- REQUIREMENT
Among the entries below, count the lines that contain the word "Saúde". Write down only the total.

- RECORD LIST
# # # # # # #

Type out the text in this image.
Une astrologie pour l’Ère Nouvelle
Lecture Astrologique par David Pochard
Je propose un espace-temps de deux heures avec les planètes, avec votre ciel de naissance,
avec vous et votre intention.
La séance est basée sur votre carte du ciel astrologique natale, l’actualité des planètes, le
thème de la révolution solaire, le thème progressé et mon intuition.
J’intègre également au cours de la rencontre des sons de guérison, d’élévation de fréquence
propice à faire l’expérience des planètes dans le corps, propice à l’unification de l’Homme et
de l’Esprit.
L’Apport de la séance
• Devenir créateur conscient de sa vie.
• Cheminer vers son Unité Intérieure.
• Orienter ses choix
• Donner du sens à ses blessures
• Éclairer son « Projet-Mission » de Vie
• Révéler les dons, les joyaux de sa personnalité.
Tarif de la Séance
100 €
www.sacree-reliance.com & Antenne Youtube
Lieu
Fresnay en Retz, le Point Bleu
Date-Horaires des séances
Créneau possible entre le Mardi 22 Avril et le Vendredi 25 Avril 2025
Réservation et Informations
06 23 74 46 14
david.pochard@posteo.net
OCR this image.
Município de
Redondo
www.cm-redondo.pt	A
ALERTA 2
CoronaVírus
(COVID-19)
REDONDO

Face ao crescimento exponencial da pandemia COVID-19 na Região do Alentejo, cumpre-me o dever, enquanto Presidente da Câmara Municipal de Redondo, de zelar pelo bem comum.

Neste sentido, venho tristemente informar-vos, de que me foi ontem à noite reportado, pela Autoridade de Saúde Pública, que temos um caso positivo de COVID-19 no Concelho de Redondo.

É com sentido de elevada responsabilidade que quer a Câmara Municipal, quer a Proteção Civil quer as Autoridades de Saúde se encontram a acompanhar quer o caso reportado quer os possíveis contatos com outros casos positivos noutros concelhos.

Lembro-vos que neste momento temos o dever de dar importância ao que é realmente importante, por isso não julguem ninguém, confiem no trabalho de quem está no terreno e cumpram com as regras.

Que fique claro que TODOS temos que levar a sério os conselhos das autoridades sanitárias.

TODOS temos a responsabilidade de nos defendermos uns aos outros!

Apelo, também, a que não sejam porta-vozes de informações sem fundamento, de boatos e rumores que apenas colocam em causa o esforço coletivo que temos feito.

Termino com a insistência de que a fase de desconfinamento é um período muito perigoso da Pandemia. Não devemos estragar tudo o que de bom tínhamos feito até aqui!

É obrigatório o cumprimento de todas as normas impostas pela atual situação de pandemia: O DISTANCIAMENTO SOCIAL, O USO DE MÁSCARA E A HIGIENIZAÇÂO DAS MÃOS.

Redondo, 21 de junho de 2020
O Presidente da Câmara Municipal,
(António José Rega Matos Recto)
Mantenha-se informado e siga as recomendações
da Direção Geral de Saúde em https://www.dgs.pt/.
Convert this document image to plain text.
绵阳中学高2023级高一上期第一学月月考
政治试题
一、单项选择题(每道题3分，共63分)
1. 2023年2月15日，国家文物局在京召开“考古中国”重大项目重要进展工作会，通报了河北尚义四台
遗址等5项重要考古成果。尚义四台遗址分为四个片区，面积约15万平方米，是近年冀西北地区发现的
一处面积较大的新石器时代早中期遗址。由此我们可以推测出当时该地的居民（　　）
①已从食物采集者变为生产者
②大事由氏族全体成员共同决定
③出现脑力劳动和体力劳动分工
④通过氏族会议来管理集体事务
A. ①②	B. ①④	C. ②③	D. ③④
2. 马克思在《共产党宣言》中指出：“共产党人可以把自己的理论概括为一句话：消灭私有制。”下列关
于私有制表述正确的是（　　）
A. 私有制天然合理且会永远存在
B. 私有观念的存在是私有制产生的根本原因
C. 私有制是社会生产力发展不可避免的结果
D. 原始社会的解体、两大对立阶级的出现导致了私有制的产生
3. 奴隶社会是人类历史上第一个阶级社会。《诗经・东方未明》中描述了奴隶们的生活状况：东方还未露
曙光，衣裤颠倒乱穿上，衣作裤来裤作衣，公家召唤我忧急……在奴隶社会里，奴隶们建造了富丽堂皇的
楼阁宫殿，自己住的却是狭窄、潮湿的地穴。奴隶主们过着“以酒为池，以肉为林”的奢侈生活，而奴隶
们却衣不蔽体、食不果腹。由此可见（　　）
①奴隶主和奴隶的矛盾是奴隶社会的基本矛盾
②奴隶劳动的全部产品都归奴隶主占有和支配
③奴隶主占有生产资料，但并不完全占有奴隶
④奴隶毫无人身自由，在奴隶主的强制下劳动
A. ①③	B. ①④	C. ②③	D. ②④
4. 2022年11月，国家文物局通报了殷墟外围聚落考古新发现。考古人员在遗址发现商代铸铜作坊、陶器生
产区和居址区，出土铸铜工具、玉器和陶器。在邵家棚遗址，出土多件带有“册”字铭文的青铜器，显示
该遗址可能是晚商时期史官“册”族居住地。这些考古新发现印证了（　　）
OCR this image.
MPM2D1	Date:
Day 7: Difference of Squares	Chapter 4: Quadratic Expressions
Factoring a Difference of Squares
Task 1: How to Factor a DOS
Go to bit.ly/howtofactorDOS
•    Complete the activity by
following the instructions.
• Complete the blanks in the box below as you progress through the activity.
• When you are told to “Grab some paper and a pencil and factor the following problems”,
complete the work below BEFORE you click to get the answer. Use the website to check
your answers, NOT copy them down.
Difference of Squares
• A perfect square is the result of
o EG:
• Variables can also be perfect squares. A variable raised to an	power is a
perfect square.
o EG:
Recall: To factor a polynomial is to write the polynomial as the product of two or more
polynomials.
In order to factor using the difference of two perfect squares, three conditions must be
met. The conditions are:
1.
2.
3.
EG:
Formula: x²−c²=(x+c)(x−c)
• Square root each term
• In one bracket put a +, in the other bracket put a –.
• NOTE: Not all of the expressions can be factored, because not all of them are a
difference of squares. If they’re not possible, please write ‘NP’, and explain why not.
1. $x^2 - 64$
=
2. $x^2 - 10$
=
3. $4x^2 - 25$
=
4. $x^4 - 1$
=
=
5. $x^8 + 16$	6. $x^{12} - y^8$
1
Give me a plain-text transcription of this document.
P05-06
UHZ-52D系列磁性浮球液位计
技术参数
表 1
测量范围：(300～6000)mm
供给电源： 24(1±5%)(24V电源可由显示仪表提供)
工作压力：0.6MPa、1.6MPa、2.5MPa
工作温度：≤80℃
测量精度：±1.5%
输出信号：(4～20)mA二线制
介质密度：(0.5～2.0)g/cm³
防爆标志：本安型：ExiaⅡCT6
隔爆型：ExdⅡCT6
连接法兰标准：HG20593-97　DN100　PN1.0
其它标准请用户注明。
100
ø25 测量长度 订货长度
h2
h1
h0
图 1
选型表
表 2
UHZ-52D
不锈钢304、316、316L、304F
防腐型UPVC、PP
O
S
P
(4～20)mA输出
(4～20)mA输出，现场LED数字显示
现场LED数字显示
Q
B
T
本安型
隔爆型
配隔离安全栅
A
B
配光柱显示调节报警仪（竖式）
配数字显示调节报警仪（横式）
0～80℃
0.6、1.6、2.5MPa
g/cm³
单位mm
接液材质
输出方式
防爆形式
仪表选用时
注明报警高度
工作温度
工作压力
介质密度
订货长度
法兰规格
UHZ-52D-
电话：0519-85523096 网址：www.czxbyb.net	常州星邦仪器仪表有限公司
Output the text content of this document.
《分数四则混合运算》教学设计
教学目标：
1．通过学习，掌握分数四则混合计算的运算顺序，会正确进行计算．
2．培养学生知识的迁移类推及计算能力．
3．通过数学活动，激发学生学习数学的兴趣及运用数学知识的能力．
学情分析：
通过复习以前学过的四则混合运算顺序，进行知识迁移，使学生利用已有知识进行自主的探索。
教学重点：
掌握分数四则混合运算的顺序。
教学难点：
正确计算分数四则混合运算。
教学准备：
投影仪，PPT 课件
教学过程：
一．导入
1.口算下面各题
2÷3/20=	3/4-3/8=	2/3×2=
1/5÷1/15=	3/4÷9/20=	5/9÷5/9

# # # # # # #

- EXERCISE OUTPUT
3